Dataset items ▸
════
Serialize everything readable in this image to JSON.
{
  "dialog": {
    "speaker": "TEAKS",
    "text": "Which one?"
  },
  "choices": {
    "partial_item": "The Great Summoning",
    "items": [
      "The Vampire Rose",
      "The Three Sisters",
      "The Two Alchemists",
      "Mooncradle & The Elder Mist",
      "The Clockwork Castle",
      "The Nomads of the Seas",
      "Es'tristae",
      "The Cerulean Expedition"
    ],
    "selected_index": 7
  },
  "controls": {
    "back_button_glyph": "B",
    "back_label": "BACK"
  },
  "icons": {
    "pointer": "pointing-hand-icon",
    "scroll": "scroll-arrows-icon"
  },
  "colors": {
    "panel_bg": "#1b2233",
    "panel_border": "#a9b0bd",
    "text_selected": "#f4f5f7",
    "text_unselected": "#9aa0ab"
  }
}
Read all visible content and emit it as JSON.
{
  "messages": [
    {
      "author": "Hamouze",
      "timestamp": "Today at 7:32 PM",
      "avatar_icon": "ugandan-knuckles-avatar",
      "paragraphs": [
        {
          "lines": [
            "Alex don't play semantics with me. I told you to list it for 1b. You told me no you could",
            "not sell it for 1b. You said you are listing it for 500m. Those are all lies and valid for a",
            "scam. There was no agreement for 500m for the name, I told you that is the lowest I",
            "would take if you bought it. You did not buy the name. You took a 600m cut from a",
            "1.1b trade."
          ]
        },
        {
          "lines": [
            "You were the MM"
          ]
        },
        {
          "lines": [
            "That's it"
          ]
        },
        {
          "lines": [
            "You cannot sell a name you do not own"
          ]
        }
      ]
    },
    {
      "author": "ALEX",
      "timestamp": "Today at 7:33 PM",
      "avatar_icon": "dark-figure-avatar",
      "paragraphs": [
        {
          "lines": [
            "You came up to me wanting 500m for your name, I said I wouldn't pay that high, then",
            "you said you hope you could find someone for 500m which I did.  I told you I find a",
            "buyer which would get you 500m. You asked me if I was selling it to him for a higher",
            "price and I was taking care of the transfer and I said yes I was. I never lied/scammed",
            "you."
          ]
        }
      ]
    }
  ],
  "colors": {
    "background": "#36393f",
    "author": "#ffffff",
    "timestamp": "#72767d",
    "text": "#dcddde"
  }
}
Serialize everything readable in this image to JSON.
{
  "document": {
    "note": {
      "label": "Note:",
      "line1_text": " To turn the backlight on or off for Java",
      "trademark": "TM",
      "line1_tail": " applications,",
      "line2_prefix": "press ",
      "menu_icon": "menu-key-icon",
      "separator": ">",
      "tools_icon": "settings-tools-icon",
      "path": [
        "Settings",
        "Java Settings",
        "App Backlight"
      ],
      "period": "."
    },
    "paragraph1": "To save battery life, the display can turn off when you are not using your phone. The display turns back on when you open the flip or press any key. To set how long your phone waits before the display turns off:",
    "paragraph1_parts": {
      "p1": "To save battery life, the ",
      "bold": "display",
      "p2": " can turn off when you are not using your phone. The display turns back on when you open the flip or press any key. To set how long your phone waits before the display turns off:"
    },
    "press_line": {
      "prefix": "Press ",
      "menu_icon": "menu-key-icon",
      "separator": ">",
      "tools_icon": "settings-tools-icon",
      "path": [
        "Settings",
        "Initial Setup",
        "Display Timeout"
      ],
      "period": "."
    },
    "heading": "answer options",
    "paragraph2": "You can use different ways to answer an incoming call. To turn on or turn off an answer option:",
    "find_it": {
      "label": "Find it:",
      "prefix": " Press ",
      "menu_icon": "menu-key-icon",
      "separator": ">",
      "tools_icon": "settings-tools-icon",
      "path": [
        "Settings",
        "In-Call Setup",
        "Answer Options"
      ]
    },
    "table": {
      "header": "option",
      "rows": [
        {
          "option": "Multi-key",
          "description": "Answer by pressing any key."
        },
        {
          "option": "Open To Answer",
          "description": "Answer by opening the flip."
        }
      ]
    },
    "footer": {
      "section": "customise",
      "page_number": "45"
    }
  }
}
════
Set exercise ▸
Copy the lines from the entries above in which the word "life" appears.

Output below ▸
    "paragraph1": "To save battery life, the display can turn off when you are not using your phone. The display turns back on when you open the flip or press any key. To set how long your phone waits before the display turns off:",
      "p1": "To save battery life, the ",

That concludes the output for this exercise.